**Data shown**
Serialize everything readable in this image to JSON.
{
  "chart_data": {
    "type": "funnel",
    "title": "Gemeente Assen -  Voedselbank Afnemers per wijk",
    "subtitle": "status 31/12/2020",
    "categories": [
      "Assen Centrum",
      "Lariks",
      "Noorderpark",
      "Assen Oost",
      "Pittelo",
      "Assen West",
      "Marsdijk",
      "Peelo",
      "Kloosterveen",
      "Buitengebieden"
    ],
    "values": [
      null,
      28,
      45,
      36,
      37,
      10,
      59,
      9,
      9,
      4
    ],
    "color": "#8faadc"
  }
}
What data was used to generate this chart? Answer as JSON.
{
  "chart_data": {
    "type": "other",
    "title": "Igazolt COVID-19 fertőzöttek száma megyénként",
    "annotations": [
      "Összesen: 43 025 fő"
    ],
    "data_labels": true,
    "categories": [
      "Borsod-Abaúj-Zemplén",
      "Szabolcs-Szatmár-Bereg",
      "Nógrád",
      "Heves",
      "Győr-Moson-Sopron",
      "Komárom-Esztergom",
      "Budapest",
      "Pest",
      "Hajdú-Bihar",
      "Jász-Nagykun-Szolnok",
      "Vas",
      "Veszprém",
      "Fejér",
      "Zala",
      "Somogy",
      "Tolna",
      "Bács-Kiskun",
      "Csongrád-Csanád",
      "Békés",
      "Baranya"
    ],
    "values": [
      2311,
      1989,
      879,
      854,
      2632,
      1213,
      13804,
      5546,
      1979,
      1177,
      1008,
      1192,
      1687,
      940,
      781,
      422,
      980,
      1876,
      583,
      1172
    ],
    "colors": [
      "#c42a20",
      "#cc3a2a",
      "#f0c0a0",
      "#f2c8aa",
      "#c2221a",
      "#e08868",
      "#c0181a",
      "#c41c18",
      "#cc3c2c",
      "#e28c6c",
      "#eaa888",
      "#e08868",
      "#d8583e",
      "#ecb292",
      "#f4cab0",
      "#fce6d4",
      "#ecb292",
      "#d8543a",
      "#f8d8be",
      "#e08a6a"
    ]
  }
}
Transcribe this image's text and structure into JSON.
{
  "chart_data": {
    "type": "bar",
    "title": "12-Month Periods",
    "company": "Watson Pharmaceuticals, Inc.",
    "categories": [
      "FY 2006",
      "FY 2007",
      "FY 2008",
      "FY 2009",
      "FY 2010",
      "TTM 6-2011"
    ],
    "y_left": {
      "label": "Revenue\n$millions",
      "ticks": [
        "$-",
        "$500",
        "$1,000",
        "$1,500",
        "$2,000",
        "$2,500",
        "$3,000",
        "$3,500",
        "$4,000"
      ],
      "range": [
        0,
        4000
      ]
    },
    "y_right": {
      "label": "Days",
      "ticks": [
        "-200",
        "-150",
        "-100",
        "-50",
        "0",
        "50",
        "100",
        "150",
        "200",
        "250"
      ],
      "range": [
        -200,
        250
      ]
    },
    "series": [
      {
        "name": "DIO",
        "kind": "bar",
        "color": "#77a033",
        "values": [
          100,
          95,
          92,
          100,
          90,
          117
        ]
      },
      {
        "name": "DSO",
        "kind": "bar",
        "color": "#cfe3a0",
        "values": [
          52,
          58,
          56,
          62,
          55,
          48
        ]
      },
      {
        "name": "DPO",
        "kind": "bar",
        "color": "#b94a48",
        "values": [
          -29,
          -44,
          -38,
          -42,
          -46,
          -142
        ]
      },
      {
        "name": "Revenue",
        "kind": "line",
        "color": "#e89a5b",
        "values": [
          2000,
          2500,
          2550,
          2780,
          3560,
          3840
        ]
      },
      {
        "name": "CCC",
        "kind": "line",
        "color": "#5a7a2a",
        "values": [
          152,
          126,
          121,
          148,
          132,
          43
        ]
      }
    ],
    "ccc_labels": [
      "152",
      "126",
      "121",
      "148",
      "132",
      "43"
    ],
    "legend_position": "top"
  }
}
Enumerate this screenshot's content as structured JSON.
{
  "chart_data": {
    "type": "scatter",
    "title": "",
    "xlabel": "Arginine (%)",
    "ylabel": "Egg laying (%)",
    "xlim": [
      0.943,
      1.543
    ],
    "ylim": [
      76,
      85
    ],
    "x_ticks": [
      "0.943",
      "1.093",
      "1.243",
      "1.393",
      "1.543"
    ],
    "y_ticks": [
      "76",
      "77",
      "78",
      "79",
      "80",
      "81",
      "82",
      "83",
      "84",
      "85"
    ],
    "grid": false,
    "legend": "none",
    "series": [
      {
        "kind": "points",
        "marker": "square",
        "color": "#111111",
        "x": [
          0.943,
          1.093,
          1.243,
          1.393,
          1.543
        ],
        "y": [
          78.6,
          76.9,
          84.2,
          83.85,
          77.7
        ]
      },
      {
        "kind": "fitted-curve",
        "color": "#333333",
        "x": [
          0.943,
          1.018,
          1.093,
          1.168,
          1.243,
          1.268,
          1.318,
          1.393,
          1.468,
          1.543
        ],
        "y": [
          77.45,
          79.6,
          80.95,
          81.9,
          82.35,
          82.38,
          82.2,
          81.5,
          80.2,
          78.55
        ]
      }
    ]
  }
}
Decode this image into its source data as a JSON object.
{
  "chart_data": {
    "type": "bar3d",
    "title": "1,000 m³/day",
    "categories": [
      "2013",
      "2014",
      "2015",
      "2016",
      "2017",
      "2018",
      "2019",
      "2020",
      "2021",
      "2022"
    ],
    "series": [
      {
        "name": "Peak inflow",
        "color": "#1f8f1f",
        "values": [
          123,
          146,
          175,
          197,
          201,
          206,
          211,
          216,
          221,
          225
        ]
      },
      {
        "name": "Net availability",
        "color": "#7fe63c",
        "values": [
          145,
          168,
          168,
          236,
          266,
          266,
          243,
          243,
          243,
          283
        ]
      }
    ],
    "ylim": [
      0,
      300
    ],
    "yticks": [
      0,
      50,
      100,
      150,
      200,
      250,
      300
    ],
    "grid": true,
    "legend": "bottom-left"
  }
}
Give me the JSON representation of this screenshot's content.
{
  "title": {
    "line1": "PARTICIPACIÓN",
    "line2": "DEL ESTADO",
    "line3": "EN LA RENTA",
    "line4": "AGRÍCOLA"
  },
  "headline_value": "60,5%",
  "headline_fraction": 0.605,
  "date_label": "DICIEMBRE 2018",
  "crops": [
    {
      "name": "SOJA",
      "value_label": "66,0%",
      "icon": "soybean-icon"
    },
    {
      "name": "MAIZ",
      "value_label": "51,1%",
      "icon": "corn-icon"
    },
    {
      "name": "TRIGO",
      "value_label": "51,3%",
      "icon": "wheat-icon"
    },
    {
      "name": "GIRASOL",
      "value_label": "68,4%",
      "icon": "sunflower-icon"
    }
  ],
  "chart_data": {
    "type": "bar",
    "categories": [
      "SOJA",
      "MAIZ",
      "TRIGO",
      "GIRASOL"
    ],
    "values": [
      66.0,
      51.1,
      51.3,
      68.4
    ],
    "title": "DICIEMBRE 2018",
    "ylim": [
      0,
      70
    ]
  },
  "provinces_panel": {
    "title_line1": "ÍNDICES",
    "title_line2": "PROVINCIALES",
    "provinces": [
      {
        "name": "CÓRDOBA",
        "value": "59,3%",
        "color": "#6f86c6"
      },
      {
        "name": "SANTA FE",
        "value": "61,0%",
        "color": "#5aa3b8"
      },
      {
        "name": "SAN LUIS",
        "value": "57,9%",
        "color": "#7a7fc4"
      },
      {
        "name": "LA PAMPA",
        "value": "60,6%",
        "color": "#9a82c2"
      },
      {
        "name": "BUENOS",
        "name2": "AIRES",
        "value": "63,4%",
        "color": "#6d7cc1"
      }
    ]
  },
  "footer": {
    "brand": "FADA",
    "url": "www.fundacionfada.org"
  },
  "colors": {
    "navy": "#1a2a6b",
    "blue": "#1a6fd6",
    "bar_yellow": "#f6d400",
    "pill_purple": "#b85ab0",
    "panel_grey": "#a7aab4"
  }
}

**The problem**
From the records above, pull out every line containing the word "into".

**Result of this exercise**
Transcribe this image's text and structure into JSON.
Decode this image into its source data as a JSON object.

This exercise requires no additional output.